RECORDS FOR THIS TASK:
━━━━━━━━
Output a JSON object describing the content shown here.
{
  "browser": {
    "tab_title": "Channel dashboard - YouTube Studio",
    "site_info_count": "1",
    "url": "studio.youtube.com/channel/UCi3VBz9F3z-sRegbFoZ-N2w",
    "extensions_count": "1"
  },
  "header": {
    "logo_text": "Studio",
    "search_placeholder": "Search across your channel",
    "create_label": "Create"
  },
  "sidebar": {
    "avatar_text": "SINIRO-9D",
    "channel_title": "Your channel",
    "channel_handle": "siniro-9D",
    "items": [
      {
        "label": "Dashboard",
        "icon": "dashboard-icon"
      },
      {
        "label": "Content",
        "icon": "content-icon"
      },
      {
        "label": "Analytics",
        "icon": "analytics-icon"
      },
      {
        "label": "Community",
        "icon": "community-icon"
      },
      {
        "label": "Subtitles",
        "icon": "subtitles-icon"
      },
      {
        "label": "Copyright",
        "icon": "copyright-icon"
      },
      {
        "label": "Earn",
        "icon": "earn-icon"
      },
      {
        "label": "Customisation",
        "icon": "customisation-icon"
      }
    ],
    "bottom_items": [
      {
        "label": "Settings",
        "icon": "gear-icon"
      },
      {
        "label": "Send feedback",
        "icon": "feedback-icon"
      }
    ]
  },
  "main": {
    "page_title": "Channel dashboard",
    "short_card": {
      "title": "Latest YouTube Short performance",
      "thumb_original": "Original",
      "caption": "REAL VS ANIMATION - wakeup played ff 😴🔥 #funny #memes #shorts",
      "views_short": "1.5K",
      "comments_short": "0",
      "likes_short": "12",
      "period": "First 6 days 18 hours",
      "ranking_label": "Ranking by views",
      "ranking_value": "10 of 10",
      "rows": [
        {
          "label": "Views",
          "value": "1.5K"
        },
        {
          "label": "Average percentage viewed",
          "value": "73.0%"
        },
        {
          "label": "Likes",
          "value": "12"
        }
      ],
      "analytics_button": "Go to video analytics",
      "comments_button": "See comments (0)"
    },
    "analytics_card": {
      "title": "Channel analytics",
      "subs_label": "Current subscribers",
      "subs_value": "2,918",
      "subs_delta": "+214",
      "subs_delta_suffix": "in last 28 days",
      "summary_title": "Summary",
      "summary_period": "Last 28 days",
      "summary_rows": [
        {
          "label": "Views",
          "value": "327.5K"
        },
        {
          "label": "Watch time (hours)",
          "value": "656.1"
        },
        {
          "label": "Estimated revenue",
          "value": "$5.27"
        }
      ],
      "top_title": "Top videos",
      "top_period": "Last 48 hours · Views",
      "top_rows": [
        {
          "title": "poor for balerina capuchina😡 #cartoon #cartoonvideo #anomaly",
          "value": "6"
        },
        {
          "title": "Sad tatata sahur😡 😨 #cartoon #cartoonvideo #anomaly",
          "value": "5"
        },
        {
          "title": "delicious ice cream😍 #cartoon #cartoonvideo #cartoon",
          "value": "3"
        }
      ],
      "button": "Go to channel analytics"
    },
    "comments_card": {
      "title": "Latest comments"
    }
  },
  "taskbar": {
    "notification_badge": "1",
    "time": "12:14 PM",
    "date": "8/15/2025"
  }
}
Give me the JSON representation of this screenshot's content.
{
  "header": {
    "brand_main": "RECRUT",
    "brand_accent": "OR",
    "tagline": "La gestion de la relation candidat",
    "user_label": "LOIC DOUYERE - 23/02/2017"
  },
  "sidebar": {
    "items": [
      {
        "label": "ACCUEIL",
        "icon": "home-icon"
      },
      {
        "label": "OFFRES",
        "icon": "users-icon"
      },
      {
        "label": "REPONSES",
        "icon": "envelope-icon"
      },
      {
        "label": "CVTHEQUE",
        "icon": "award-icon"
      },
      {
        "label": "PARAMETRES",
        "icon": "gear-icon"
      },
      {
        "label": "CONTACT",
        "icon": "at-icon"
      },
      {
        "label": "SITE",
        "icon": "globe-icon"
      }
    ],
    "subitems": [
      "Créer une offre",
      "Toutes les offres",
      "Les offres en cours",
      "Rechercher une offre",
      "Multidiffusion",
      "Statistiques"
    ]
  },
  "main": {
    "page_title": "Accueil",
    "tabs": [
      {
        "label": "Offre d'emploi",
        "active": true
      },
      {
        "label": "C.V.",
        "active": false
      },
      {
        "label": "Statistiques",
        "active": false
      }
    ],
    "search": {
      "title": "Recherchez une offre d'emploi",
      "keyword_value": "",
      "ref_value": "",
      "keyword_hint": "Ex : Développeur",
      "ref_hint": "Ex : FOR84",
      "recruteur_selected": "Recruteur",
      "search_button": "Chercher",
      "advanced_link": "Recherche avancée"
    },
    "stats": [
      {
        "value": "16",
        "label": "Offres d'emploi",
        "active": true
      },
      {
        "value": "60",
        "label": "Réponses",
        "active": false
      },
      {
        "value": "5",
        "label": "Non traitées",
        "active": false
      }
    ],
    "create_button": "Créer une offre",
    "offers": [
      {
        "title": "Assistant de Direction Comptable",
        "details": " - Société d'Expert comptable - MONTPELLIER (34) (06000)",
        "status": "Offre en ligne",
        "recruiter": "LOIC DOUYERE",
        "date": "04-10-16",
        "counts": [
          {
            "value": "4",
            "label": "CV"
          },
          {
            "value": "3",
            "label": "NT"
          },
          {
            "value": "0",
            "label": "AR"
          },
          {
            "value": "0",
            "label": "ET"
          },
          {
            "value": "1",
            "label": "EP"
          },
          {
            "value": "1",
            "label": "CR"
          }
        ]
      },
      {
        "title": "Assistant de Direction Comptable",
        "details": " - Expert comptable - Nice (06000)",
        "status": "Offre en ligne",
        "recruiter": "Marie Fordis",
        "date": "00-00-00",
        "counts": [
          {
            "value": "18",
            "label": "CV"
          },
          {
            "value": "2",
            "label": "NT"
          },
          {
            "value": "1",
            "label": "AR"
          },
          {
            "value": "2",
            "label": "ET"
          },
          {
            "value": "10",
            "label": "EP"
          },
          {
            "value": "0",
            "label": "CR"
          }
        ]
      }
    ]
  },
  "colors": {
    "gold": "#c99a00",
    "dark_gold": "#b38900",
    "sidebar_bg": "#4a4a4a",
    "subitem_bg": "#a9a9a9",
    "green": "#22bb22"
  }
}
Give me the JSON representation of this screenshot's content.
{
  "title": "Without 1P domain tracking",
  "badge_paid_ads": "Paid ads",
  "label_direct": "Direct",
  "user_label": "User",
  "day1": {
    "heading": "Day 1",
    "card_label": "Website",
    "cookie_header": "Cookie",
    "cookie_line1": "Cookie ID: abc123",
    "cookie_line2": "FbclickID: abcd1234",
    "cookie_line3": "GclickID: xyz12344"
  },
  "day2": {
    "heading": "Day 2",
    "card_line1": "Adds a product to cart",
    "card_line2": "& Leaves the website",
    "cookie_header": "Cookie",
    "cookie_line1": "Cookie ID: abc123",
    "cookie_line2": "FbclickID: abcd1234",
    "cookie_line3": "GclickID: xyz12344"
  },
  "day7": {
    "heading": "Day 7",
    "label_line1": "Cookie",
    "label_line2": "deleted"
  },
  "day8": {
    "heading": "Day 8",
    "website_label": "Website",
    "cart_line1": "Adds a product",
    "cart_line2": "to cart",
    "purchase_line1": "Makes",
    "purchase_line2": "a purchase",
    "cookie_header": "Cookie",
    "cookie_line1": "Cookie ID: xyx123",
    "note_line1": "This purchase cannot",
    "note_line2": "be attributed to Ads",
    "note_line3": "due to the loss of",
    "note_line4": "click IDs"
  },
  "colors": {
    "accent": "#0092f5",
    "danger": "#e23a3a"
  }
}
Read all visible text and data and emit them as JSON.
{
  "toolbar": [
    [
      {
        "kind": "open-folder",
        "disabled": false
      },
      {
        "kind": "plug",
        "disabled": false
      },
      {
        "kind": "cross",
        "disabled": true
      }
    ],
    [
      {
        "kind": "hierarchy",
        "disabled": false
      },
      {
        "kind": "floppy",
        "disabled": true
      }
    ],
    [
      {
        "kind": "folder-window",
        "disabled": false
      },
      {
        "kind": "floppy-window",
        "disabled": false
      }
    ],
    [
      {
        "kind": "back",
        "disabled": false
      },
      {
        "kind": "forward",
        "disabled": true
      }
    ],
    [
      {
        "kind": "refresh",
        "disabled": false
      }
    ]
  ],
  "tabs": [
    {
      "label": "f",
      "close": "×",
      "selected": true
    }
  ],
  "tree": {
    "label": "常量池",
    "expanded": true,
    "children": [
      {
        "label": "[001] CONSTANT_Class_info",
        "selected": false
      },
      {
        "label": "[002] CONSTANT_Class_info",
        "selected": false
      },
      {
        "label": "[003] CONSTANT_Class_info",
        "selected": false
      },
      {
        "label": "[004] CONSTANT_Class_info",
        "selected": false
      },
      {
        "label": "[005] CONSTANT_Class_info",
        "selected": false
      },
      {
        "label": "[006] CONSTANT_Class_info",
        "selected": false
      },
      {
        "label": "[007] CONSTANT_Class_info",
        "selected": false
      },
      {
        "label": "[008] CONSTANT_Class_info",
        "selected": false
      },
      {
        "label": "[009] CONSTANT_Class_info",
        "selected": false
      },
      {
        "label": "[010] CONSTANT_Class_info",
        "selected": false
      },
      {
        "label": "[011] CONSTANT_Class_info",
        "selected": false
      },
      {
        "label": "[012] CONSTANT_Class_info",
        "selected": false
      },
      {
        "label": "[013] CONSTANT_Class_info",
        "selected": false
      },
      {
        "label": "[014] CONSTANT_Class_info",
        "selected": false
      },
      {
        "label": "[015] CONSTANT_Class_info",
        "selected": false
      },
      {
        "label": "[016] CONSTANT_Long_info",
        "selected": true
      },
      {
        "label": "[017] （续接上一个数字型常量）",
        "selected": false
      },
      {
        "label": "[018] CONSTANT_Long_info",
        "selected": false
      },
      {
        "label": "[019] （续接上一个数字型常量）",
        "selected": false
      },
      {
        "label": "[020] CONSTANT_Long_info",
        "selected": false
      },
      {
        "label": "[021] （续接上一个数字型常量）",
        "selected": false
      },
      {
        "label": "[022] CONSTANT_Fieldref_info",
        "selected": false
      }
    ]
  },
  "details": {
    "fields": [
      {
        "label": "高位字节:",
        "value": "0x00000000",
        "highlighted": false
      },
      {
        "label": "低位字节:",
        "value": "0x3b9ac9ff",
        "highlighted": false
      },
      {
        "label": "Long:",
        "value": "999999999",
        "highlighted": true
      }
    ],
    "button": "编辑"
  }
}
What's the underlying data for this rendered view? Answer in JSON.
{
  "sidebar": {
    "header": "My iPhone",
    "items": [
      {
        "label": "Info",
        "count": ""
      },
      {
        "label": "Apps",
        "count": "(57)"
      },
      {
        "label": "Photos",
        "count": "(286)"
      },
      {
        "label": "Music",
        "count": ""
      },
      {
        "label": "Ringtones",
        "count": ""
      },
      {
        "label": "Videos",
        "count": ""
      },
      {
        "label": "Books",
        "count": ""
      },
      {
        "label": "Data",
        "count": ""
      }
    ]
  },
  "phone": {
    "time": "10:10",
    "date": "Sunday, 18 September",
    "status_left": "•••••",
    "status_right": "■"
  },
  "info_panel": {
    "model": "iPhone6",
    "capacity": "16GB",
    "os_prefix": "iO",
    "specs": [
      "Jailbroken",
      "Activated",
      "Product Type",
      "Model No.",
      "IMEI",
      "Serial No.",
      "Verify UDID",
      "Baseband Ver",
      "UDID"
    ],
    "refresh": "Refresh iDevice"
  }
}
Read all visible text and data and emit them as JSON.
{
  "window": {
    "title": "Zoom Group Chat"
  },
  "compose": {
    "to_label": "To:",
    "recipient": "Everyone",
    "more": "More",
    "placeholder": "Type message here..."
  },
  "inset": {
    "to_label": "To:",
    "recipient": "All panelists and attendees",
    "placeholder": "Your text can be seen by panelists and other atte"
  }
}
━━━━━━━━
Gather each line from the entries above that includes the word "window".

        "kind": "folder-window",
        "kind": "floppy-window",
  "window": {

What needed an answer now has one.